* **Stated exercise**: Identify and pull out each line of the entries in which "phía" occurs.

Saved entries
——————

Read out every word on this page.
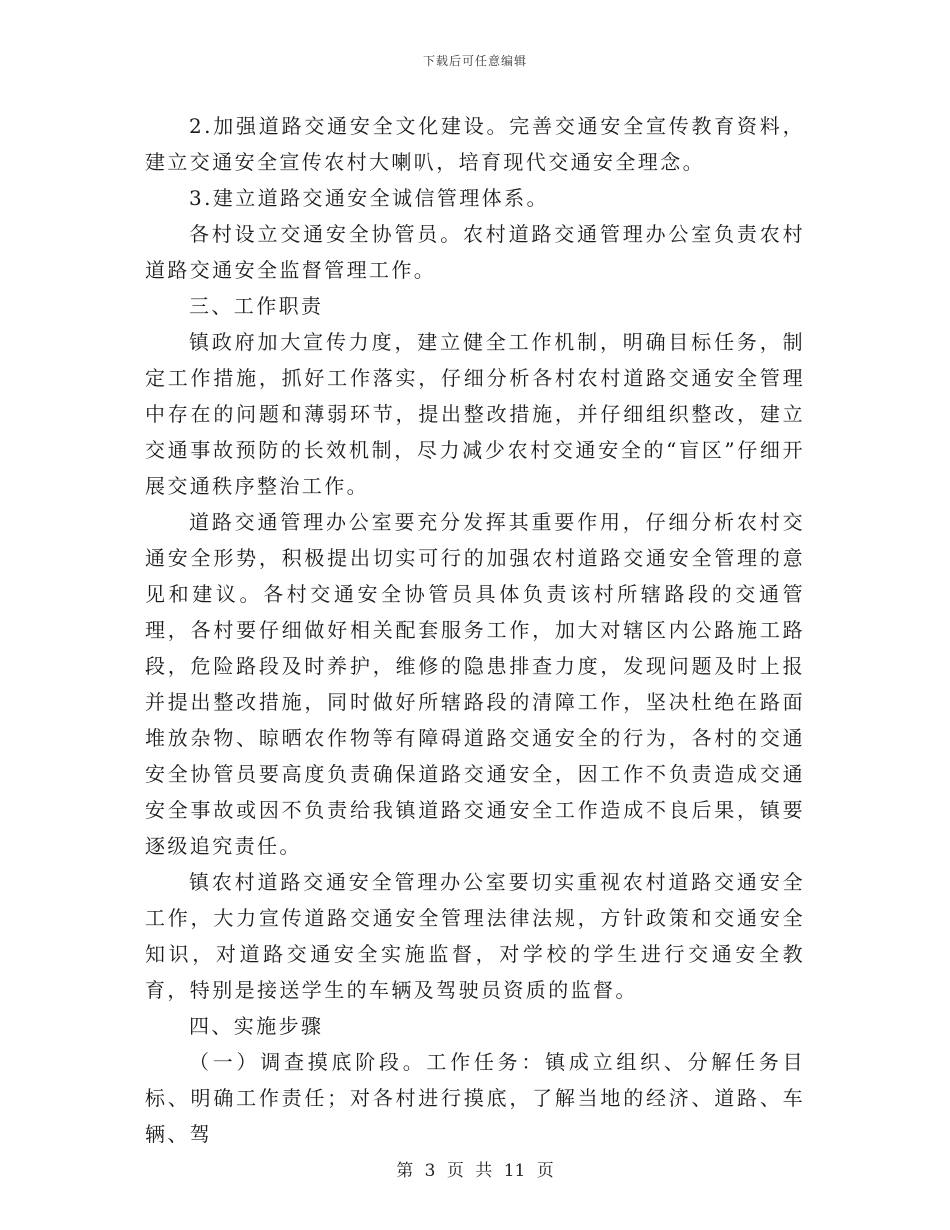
下载后可任意编辑

2.加强道路交通安全文化建设。完善交通安全宣传教育资料，建立交通安全宣传农村大喇叭，培育现代交通安全理念。

3.建立道路交通安全诚信管理体系。

各村设立交通安全协管员。农村道路交通管理办公室负责农村道路交通安全监督管理工作。

三、工作职责

镇政府加大宣传力度，建立健全工作机制，明确目标任务，制定工作措施，抓好工作落实，仔细分析各村农村道路交通安全管理中存在的问题和薄弱环节，提出整改措施，并仔细组织整改，建立交通事故预防的长效机制，尽力减少农村交通安全的“盲区”仔细开展交通秩序整治工作。

道路交通管理办公室要充分发挥其重要作用，仔细分析农村交通安全形势，积极提出切实可行的加强农村道路交通安全管理的意见和建议。各村交通安全协管员具体负责该村所辖路段的交通管理，各村要仔细做好相关配套服务工作，加大对辖区内公路施工路段，危险路段及时养护，维修的隐患排查力度，发现问题及时上报并提出整改措施，同时做好所辖路段的清障工作，坚决杜绝在路面堆放杂物、晾晒农作物等有障碍道路交通安全的行为，各村的交通安全协管员要高度负责确保道路交通安全，因工作不负责造成交通安全事故或因不负责给我镇道路交通安全工作造成不良后果，镇要逐级追究责任。

镇农村道路交通安全管理办公室要切实重视农村道路交通安全工作，大力宣传道路交通安全管理法律法规，方针政策和交通安全知识，对道路交通安全实施监督，对学校的学生进行交通安全教育，特别是接送学生的车辆及驾驶员资质的监督。

四、实施步骤

（一）调查摸底阶段。工作任务：镇成立组织、分解任务目标、明确工作责任；对各村进行摸底，了解当地的经济、道路、车辆、驾

第 3 页 共 11 页
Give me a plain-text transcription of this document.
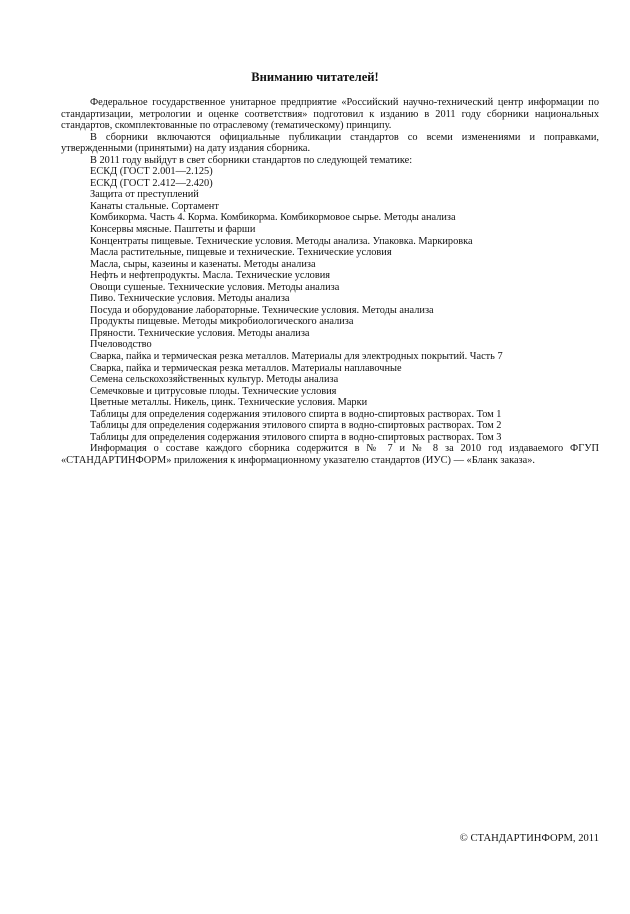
Вниманию читателей!

Федеральное государственное унитарное предприятие «Российский научно-технический центр информации по стандартизации, метрологии и оценке соответствия» подготовил к изданию в 2011 году сборники национальных стандартов, скомплектованные по отраслевому (тематическому) принципу.

В сборники включаются официальные публикации стандартов со всеми изменениями и поправками, утвержденными (принятыми) на дату издания сборника.

В 2011 году выйдут в свет сборники стандартов по следующей тематике:

ЕСКД (ГОСТ 2.001—2.125)
ЕСКД (ГОСТ 2.412—2.420)
Защита от преступлений
Канаты стальные. Сортамент
Комбикорма. Часть 4. Корма. Комбикорма. Комбикормовое сырье. Методы анализа
Консервы мясные. Паштеты и фарши
Концентраты пищевые. Технические условия. Методы анализа. Упаковка. Маркировка
Масла растительные, пищевые и технические. Технические условия
Масла, сыры, казеины и казенаты. Методы анализа
Нефть и нефтепродукты. Масла. Технические условия
Овощи сушеные. Технические условия. Методы анализа
Пиво. Технические условия. Методы анализа
Посуда и оборудование лабораторные. Технические условия. Методы анализа
Продукты пищевые. Методы микробиологического анализа
Пряности. Технические условия. Методы анализа
Пчеловодство
Сварка, пайка и термическая резка металлов. Материалы для электродных покрытий. Часть 7
Сварка, пайка и термическая резка металлов. Материалы наплавочные
Семена сельскохозяйственных культур. Методы анализа
Семечковые и цитрусовые плоды. Технические условия
Цветные металлы. Никель, цинк. Технические условия. Марки
Таблицы для определения содержания этилового спирта в водно-спиртовых растворах. Том 1
Таблицы для определения содержания этилового спирта в водно-спиртовых растворах. Том 2
Таблицы для определения содержания этилового спирта в водно-спиртовых растворах. Том 3

Информация о составе каждого сборника содержится в № 7 и № 8 за 2010 год издаваемого ФГУП «СТАНДАРТИНФОРМ» приложения к информационному указателю стандартов (ИУС) — «Бланк заказа».

© СТАНДАРТИНФОРМ, 2011
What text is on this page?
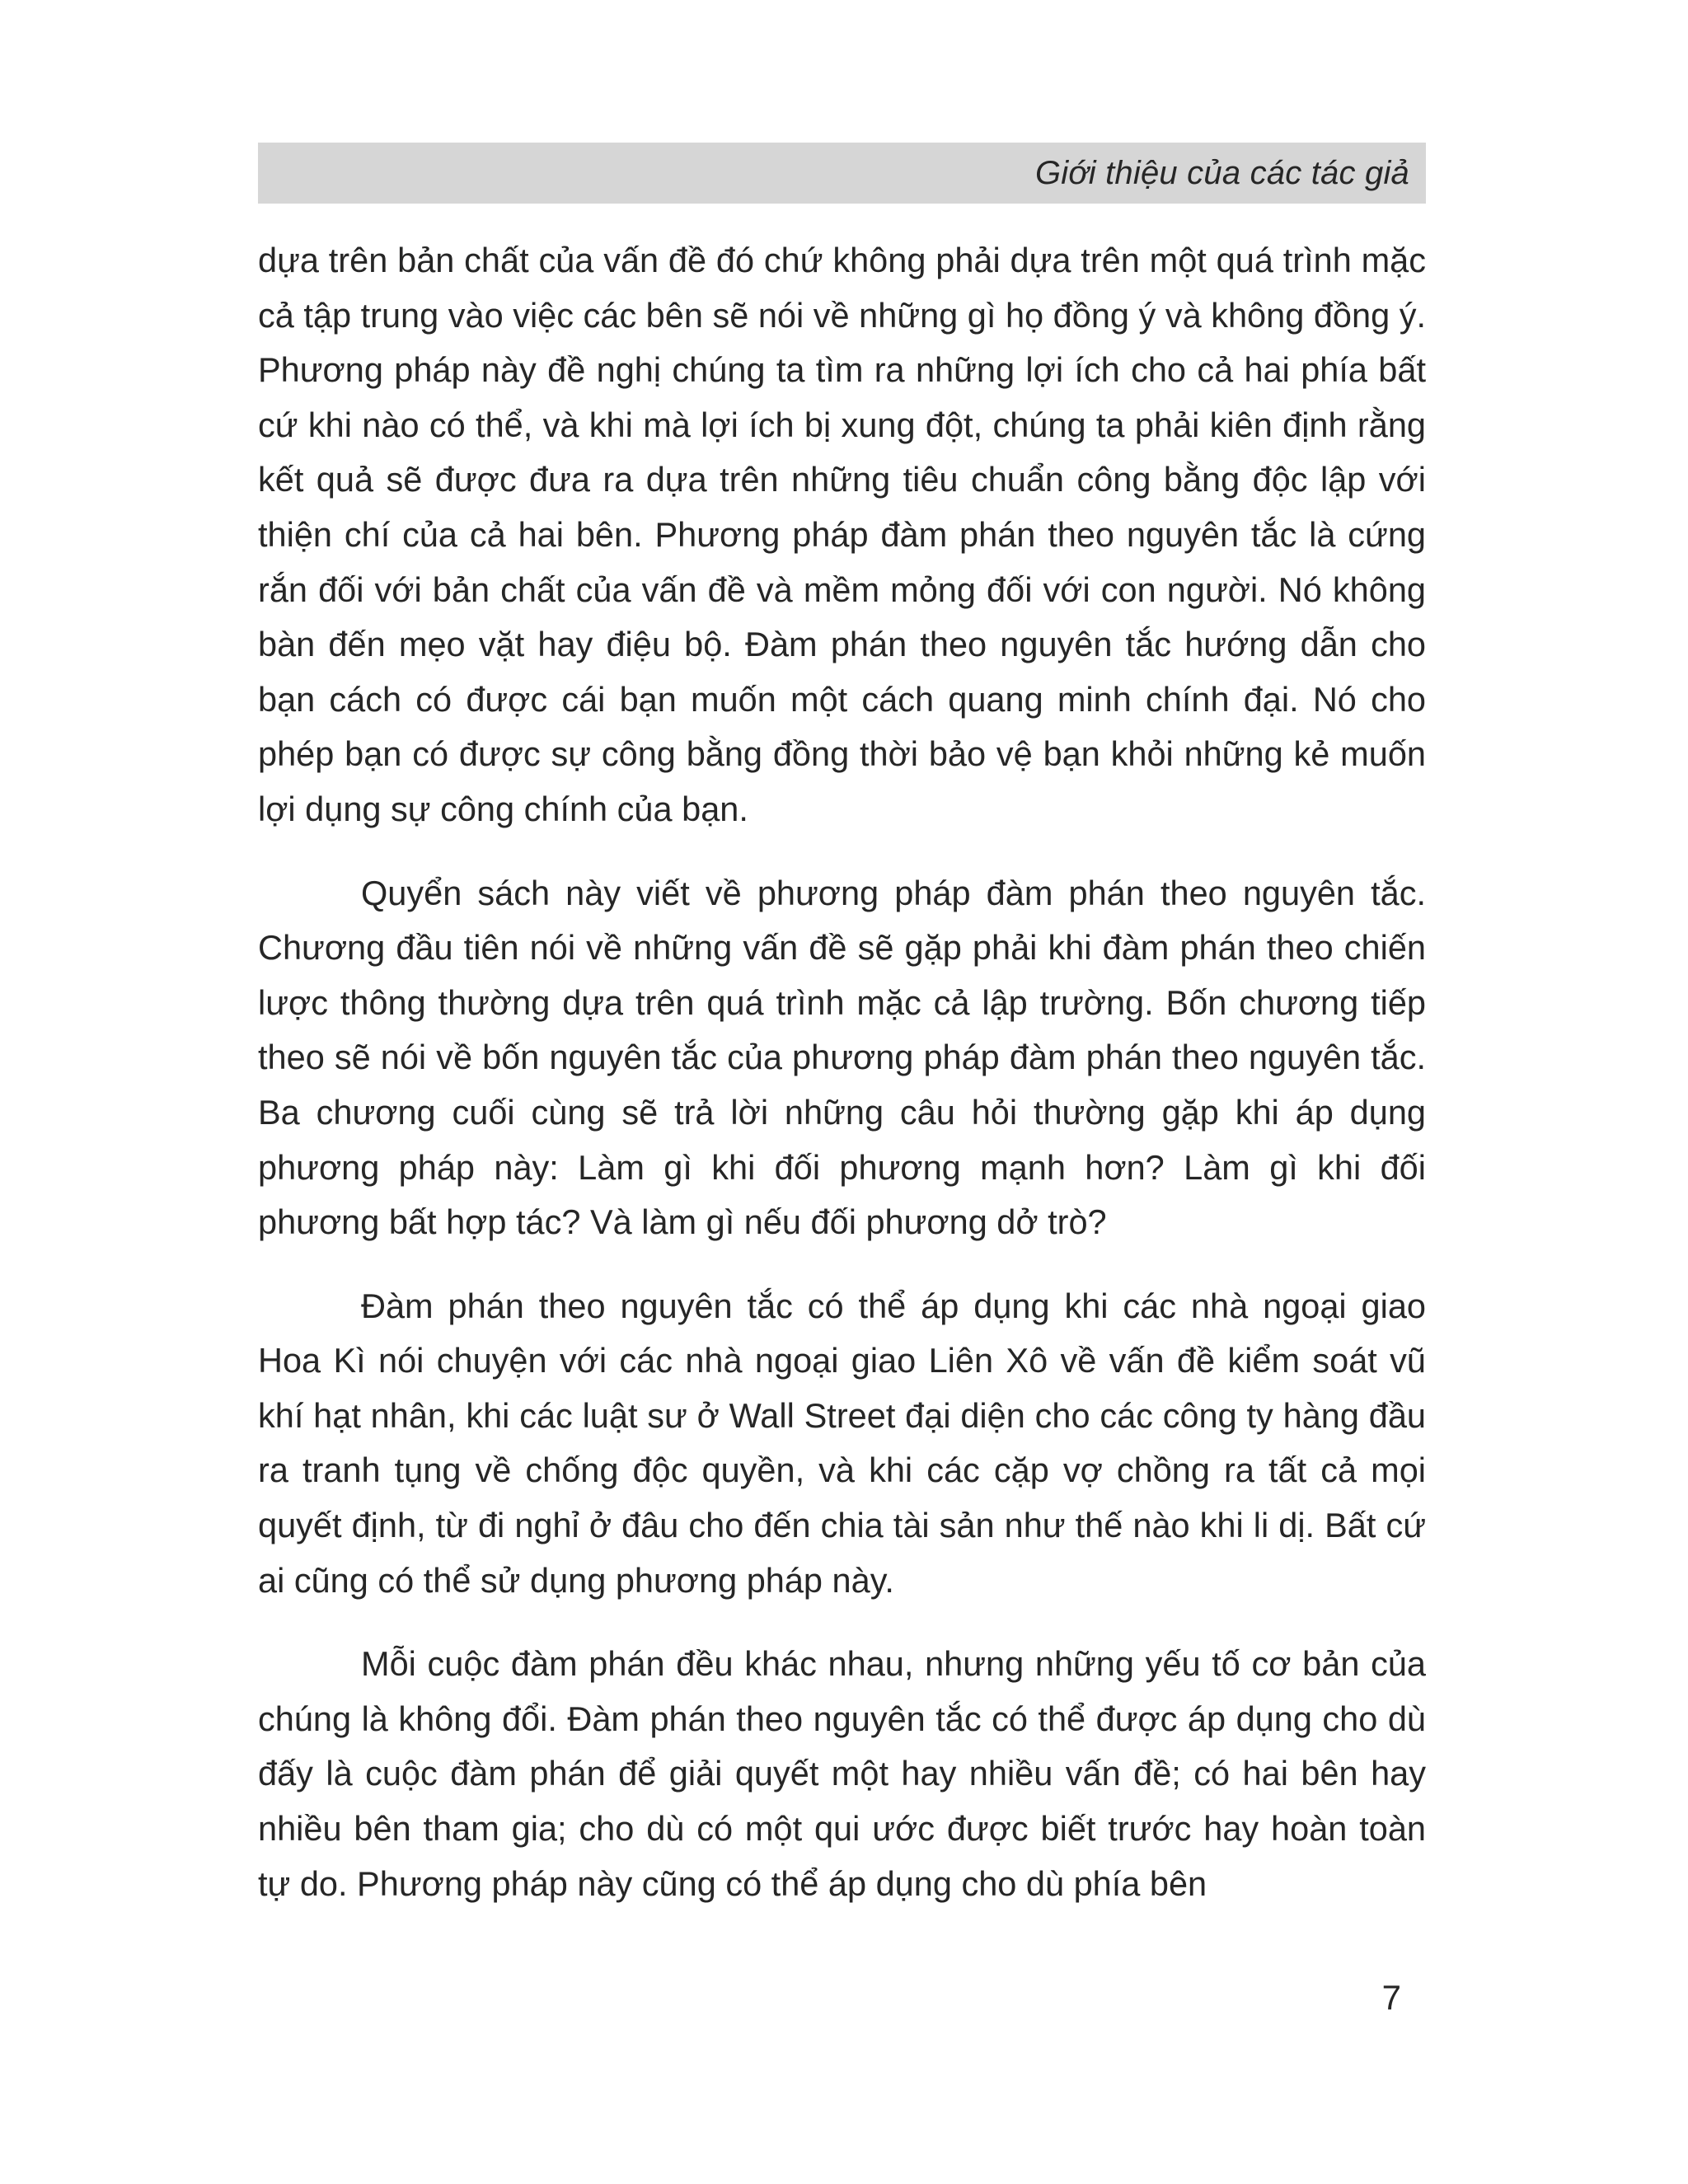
Giới thiệu của các tác giả

dựa trên bản chất của vấn đề đó chứ không phải dựa trên một quá trình mặc cả tập trung vào việc các bên sẽ nói về những gì họ đồng ý và không đồng ý. Phương pháp này đề nghị chúng ta tìm ra những lợi ích cho cả hai phía bất cứ khi nào có thể, và khi mà lợi ích bị xung đột, chúng ta phải kiên định rằng kết quả sẽ được đưa ra dựa trên những tiêu chuẩn công bằng độc lập với thiện chí của cả hai bên. Phương pháp đàm phán theo nguyên tắc là cứng rắn đối với bản chất của vấn đề và mềm mỏng đối với con người. Nó không bàn đến mẹo vặt hay điệu bộ. Đàm phán theo nguyên tắc hướng dẫn cho bạn cách có được cái bạn muốn một cách quang minh chính đại. Nó cho phép bạn có được sự công bằng đồng thời bảo vệ bạn khỏi những kẻ muốn lợi dụng sự công chính của bạn.

Quyển sách này viết về phương pháp đàm phán theo nguyên tắc. Chương đầu tiên nói về những vấn đề sẽ gặp phải khi đàm phán theo chiến lược thông thường dựa trên quá trình mặc cả lập trường. Bốn chương tiếp theo sẽ nói về bốn nguyên tắc của phương pháp đàm phán theo nguyên tắc. Ba chương cuối cùng sẽ trả lời những câu hỏi thường gặp khi áp dụng phương pháp này: Làm gì khi đối phương mạnh hơn? Làm gì khi đối phương bất hợp tác? Và làm gì nếu đối phương dở trò?

Đàm phán theo nguyên tắc có thể áp dụng khi các nhà ngoại giao Hoa Kì nói chuyện với các nhà ngoại giao Liên Xô về vấn đề kiểm soát vũ khí hạt nhân, khi các luật sư ở Wall Street đại diện cho các công ty hàng đầu ra tranh tụng về chống độc quyền, và khi các cặp vợ chồng ra tất cả mọi quyết định, từ đi nghỉ ở đâu cho đến chia tài sản như thế nào khi li dị. Bất cứ ai cũng có thể sử dụng phương pháp này.

Mỗi cuộc đàm phán đều khác nhau, nhưng những yếu tố cơ bản của chúng là không đổi. Đàm phán theo nguyên tắc có thể được áp dụng cho dù đấy là cuộc đàm phán để giải quyết một hay nhiều vấn đề; có hai bên hay nhiều bên tham gia; cho dù có một qui ước được biết trước hay hoàn toàn tự do. Phương pháp này cũng có thể áp dụng cho dù phía bên

7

——————

* **Exercise result**:
dựa trên bản chất của vấn đề đó chứ không phải dựa trên một quá trình mặc cả tập trung vào việc các bên sẽ nói về những gì họ đồng ý và không đồng ý. Phương pháp này đề nghị chúng ta tìm ra những lợi ích cho cả hai phía bất cứ khi nào có thể, và khi mà lợi ích bị xung đột, chúng ta phải kiên định rằng kết quả sẽ được đưa ra dựa trên những tiêu chuẩn công bằng độc lập với thiện chí của cả hai bên. Phương pháp đàm phán theo nguyên tắc là cứng rắn đối với bản chất của vấn đề và mềm mỏng đối với con người. Nó không bàn đến mẹo vặt hay điệu bộ. Đàm phán theo nguyên tắc hướng dẫn cho bạn cách có được cái bạn muốn một cách quang minh chính đại. Nó cho phép bạn có được sự công bằng đồng thời bảo vệ bạn khỏi những kẻ muốn lợi dụng sự công chính của bạn.
Mỗi cuộc đàm phán đều khác nhau, nhưng những yếu tố cơ bản của chúng là không đổi. Đàm phán theo nguyên tắc có thể được áp dụng cho dù đấy là cuộc đàm phán để giải quyết một hay nhiều vấn đề; có hai bên hay nhiều bên tham gia; cho dù có một qui ước được biết trước hay hoàn toàn tự do. Phương pháp này cũng có thể áp dụng cho dù phía bên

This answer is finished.